## begin Task data

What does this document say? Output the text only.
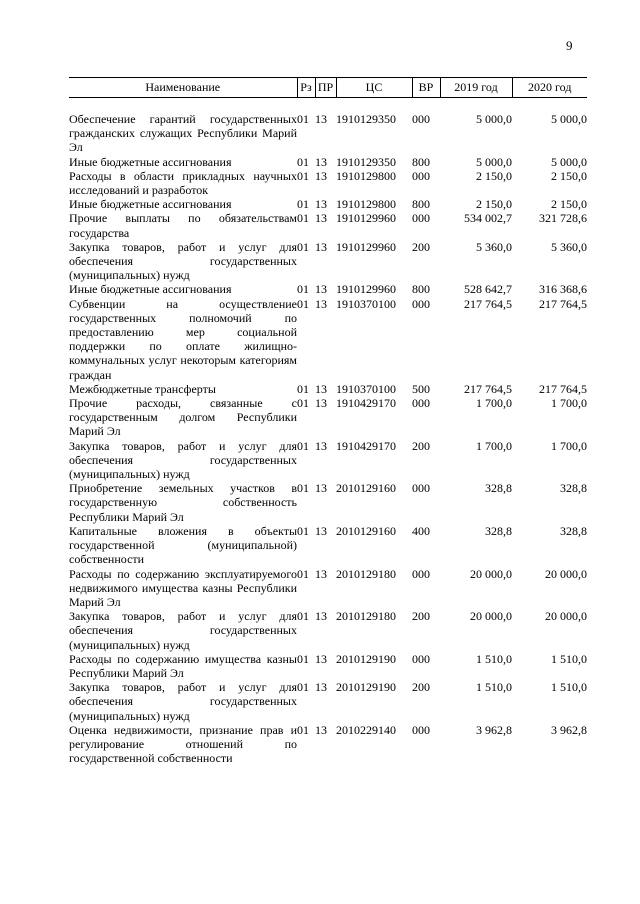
9
Наименование	Рз	ПР	ЦС	ВР	2019 год	2020 год

Обеспечение гарантий государственных гражданских служащих Республики Марий Эл	01	13	1910129350	000	5 000,0	5 000,0
Иные бюджетные ассигнования	01	13	1910129350	800	5 000,0	5 000,0
Расходы в области прикладных научных исследований и разработок	01	13	1910129800	000	2 150,0	2 150,0
Иные бюджетные ассигнования	01	13	1910129800	800	2 150,0	2 150,0
Прочие выплаты по обязательствам государства	01	13	1910129960	000	534 002,7	321 728,6
Закупка товаров, работ и услуг для обеспечения государственных (муниципальных) нужд	01	13	1910129960	200	5 360,0	5 360,0
Иные бюджетные ассигнования	01	13	1910129960	800	528 642,7	316 368,6
Субвенции на осуществление государственных полномочий по предоставлению мер социальной поддержки по оплате жилищно-коммунальных услуг некоторым категориям граждан	01	13	1910370100	000	217 764,5	217 764,5
Межбюджетные трансферты	01	13	1910370100	500	217 764,5	217 764,5
Прочие расходы, связанные с государственным долгом Республики Марий Эл	01	13	1910429170	000	1 700,0	1 700,0
Закупка товаров, работ и услуг для обеспечения государственных (муниципальных) нужд	01	13	1910429170	200	1 700,0	1 700,0
Приобретение земельных участков в государственную собственность Республики Марий Эл	01	13	2010129160	000	328,8	328,8
Капитальные вложения в объекты государственной (муниципальной) собственности	01	13	2010129160	400	328,8	328,8
Расходы по содержанию эксплуатируемого недвижимого имущества казны Республики Марий Эл	01	13	2010129180	000	20 000,0	20 000,0
Закупка товаров, работ и услуг для обеспечения государственных (муниципальных) нужд	01	13	2010129180	200	20 000,0	20 000,0
Расходы по содержанию имущества казны Республики Марий Эл	01	13	2010129190	000	1 510,0	1 510,0
Закупка товаров, работ и услуг для обеспечения государственных (муниципальных) нужд	01	13	2010129190	200	1 510,0	1 510,0
Оценка недвижимости, признание прав и регулирование отношений по государственной собственности	01	13	2010229140	000	3 962,8	3 962,8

## end Task data

### [Direction]
From the listing, copy each line containing the word "Прочие".

### [Task response]
Прочие выплаты по обязательствам государства	01	13	1910129960	000	534 002,7	321 728,6
Прочие расходы, связанные с государственным долгом Республики Марий Эл	01	13	1910429170	000	1 700,0	1 700,0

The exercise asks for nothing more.